Given problem 1
Name every HPC system that the text on running Jupyter notebooks in Singularity containers mentions by name.

For example, let's say you need an R environment for your Jupyter notebook session. Why not try the latest r-notebook container from the Jupyter Docker Stacks project? To get started, you first use the singularity pull command to download and convert the Docker container to a Singularity container.

singularity pull docker://jupyter/r-notebook:latest

Once all of the layers of the Docker container have been downloaded and the container conversion process is complete, you can then launch your Jupyter notebook session with the newly built Singularity container.

galyleo launch --account abc123 --cpus 2 --memory 4 --time-limit 00:30:00 --sif r-notebook_latest.sif

On some systems like Expanse, you may need to load Singularity via the software module environment as well.

galyleo launch --account abc123 --cpus 2 --memory 4 --time-limit 00:30:00 --env-modules singularitypro --sif r-notebook_latest.sif --bind /expanse,/scratch

Here, the user-defined --bind mount option also enables access to both the /expanse network filesystems (e.g., /expanse/lustre) and the local NVMe /scratch disk(s) available on each compute node from within the container. By default, only your $HOME directory is accessible from within the container.

Singularity also provides native support for running containerized applications on NVIDIA GPUs. If you have a GPU-accelerated application you would like to run during your Jupyter notebook session, please make sure your container includes a CUDA-enabled version of the application that can utilize NVIDIA GPUs.

NVIDIA distributes a number of GPU-optimized containers via their container registry. This includes containers for all of the most popular deep learning frameworks --- PyTorch, TensorFlow, and MXNet --- with jupyter pre-installed. Like the the containers available from DockerHub, you can pull these containers to the HPC system you are working on

singularity pull docker://nvcr.io/nvidia/pytorch:21.07-py3

and then launch your Jupyter notebook session with galyleo. For example, you might want to run this PyTorch container on a single NVIDIA V100 GPU available in Expanse's gpu-shared partition.

galyleo launch --account abc123 --partition gpu-shared --cpus 10 --memory 93 --gpus 1 --time-limit 00:30:00 --env-modules singularitypro --sif pytorch_21.07-py3.sif --bind /expanse,/scratch --nv 

Note, however, how you request GPU resources with galyleo may be different from one HPC system to another. For example, on Comet you must use the --gres command-line option on Comet to specify both the type and number of GPUs required for your Jupyter notebook session. The following launch command would create a session within the NVIDIA PyTorch container on a single P100 GPU available in Comet's gpu-shared partition.

galyleo launch --account abc123 --partition gpu-shared --cpus 7 --gres gpu:p100:1 --time-limit 00:30:00 --sif pytorch_21.07-py3.sif --bind /oasis,/scratch --nv

In contrast, on TSCC you'll never explicitly request a specific number of GPUs for your Jupyter notebook session. All GPUs on TSCC are currently allocated implicitly in proportion to the number of CPU-cores requested by a job and available on the type of GPU-accelerated compute node you expect it to run on. And if you would like to request your notebook session be scheduled on a certain type of GPU, then you must pass the type of GPU required listed in the pbsnodes properties via the --constraint command-line option. For example, the following launch command will schedule your session on one of the NVIDIA GeForce RTX ] 2080Ti GPUs available in the gpu-hotel queue on TSCC.

Supplied data
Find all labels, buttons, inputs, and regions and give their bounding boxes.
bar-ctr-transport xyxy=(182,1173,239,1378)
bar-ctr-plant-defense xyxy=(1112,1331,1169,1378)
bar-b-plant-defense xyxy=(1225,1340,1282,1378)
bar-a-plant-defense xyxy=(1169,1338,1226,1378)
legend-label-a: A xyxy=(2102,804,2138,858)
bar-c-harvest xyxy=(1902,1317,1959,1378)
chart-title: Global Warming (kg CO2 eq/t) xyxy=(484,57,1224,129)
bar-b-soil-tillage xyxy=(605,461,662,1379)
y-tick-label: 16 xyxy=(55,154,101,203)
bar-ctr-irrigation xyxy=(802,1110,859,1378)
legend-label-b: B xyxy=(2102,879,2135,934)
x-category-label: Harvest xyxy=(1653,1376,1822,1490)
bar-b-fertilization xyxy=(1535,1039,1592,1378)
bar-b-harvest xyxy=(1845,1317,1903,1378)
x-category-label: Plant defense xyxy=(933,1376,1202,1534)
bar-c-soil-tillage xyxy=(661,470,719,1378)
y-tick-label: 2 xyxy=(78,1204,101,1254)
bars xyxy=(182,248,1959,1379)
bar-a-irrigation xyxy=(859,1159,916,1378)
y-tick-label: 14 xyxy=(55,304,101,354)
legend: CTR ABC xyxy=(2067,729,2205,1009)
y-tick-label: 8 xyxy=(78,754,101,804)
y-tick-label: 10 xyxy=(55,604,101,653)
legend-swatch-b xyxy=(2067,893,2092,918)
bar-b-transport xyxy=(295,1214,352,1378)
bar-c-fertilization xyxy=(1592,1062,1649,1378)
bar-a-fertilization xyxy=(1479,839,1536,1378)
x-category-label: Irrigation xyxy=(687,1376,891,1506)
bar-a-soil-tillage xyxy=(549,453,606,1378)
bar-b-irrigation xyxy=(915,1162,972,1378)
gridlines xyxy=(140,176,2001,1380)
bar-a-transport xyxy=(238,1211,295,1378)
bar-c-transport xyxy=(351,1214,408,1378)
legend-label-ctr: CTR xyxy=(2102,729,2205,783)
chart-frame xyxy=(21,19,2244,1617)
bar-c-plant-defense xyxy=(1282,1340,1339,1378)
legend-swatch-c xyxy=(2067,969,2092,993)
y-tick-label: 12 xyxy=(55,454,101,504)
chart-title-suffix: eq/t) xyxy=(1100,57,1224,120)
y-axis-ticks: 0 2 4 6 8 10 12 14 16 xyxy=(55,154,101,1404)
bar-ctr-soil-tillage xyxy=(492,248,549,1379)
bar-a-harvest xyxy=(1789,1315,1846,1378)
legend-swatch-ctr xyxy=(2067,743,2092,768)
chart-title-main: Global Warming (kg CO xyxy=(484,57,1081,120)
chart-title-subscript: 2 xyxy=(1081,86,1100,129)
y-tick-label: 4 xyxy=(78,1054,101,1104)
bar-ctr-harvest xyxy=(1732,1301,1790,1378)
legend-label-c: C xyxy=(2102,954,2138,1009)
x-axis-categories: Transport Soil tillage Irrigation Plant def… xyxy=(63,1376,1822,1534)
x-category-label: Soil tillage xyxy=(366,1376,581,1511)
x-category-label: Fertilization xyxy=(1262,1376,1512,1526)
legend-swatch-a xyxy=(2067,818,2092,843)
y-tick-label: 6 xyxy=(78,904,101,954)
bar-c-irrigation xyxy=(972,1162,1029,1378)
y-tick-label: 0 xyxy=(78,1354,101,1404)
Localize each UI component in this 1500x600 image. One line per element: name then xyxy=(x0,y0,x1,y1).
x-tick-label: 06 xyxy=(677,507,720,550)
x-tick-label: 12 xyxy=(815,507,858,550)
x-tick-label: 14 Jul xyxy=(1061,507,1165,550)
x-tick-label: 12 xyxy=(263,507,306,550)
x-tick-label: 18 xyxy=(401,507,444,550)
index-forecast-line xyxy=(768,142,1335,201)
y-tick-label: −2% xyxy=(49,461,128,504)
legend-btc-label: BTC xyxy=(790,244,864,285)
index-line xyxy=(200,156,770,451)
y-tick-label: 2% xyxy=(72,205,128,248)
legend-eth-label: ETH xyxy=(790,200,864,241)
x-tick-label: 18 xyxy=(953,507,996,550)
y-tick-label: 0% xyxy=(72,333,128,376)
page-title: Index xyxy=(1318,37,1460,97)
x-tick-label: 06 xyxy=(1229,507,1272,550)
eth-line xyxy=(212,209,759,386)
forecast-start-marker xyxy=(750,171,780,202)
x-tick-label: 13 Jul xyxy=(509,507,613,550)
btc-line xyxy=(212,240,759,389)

Given problem 2
Change "plant-defense" to "crop-protection" in the records from their first line through the line containing "chart-title: Global Warming", keeping everything else the same. Return only that part.

Full output 1
Expanse, Comet, TSCC

Full output 2
Find all labels, buttons, inputs, and regions and give their bounding boxes.
bar-ctr-transport xyxy=(182,1173,239,1378)
bar-ctr-crop-protection xyxy=(1112,1331,1169,1378)
bar-b-crop-protection xyxy=(1225,1340,1282,1378)
bar-a-crop-protection xyxy=(1169,1338,1226,1378)
legend-label-a: A xyxy=(2102,804,2138,858)
bar-c-harvest xyxy=(1902,1317,1959,1378)
chart-title: Global Warming (kg CO2 eq/t) xyxy=(484,57,1224,129)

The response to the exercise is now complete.